(Figure record listings)
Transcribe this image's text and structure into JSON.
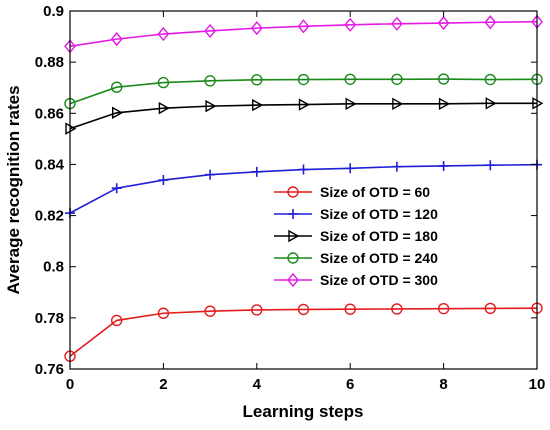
{
  "chart_data": {
    "type": "line",
    "title": "",
    "xlabel": "Learning steps",
    "ylabel": "Average recognition rates",
    "xlim": [
      0,
      10
    ],
    "ylim": [
      0.76,
      0.9
    ],
    "x_ticks": [
      0,
      2,
      4,
      6,
      8,
      10
    ],
    "y_ticks": [
      0.76,
      0.78,
      0.8,
      0.82,
      0.84,
      0.86,
      0.88,
      0.9
    ],
    "x_tick_labels": [
      "0",
      "2",
      "4",
      "6",
      "8",
      "10"
    ],
    "y_tick_labels": [
      "0.76",
      "0.78",
      "0.8",
      "0.82",
      "0.84",
      "0.86",
      "0.88",
      "0.9"
    ],
    "grid": false,
    "legend_position": "center-right",
    "x": [
      0,
      1,
      2,
      3,
      4,
      5,
      6,
      7,
      8,
      9,
      10
    ],
    "series": [
      {
        "name": "Size of OTD = 60",
        "color": "#e41a1c",
        "marker": "circle",
        "values": [
          0.765,
          0.779,
          0.7818,
          0.7826,
          0.7831,
          0.7833,
          0.7834,
          0.7835,
          0.7836,
          0.7837,
          0.7838
        ]
      },
      {
        "name": "Size of OTD = 120",
        "color": "#1f1fd6",
        "marker": "plus",
        "values": [
          0.821,
          0.8307,
          0.8339,
          0.836,
          0.8371,
          0.838,
          0.8385,
          0.8391,
          0.8394,
          0.8397,
          0.8399
        ]
      },
      {
        "name": "Size of OTD = 180",
        "color": "#000000",
        "marker": "triangle-right",
        "values": [
          0.854,
          0.8602,
          0.862,
          0.8628,
          0.8632,
          0.8634,
          0.8637,
          0.8637,
          0.8637,
          0.8639,
          0.8639
        ]
      },
      {
        "name": "Size of OTD = 240",
        "color": "#1a8a1a",
        "marker": "circle",
        "values": [
          0.8638,
          0.8702,
          0.872,
          0.8727,
          0.8731,
          0.8732,
          0.8733,
          0.8733,
          0.8734,
          0.8732,
          0.8733
        ]
      },
      {
        "name": "Size of OTD = 300",
        "color": "#e619e6",
        "marker": "diamond",
        "values": [
          0.8862,
          0.889,
          0.891,
          0.8922,
          0.8933,
          0.894,
          0.8946,
          0.895,
          0.8953,
          0.8956,
          0.8958
        ]
      }
    ]
  }
}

=== Exercise task ===
Write out the whole listing again, exactly, with no pictures.

=== Solution to this task ===
Transcribe this image's text and structure into JSON.
{
  "chart_data": {
    "type": "line",
    "title": "",
    "xlabel": "Learning steps",
    "ylabel": "Average recognition rates",
    "xlim": [
      0,
      10
    ],
    "ylim": [
      0.76,
      0.9
    ],
    "x_ticks": [
      0,
      2,
      4,
      6,
      8,
      10
    ],
    "y_ticks": [
      0.76,
      0.78,
      0.8,
      0.82,
      0.84,
      0.86,
      0.88,
      0.9
    ],
    "x_tick_labels": [
      "0",
      "2",
      "4",
      "6",
      "8",
      "10"
    ],
    "y_tick_labels": [
      "0.76",
      "0.78",
      "0.8",
      "0.82",
      "0.84",
      "0.86",
      "0.88",
      "0.9"
    ],
    "grid": false,
    "legend_position": "center-right",
    "x": [
      0,
      1,
      2,
      3,
      4,
      5,
      6,
      7,
      8,
      9,
      10
    ],
    "series": [
      {
        "name": "Size of OTD = 60",
        "color": "#e41a1c",
        "marker": "circle",
        "values": [
          0.765,
          0.779,
          0.7818,
          0.7826,
          0.7831,
          0.7833,
          0.7834,
          0.7835,
          0.7836,
          0.7837,
          0.7838
        ]
      },
      {
        "name": "Size of OTD = 120",
        "color": "#1f1fd6",
        "marker": "plus",
        "values": [
          0.821,
          0.8307,
          0.8339,
          0.836,
          0.8371,
          0.838,
          0.8385,
          0.8391,
          0.8394,
          0.8397,
          0.8399
        ]
      },
      {
        "name": "Size of OTD = 180",
        "color": "#000000",
        "marker": "triangle-right",
        "values": [
          0.854,
          0.8602,
          0.862,
          0.8628,
          0.8632,
          0.8634,
          0.8637,
          0.8637,
          0.8637,
          0.8639,
          0.8639
        ]
      },
      {
        "name": "Size of OTD = 240",
        "color": "#1a8a1a",
        "marker": "circle",
        "values": [
          0.8638,
          0.8702,
          0.872,
          0.8727,
          0.8731,
          0.8732,
          0.8733,
          0.8733,
          0.8734,
          0.8732,
          0.8733
        ]
      },
      {
        "name": "Size of OTD = 300",
        "color": "#e619e6",
        "marker": "diamond",
        "values": [
          0.8862,
          0.889,
          0.891,
          0.8922,
          0.8933,
          0.894,
          0.8946,
          0.895,
          0.8953,
          0.8956,
          0.8958
        ]
      }
    ]
  }
}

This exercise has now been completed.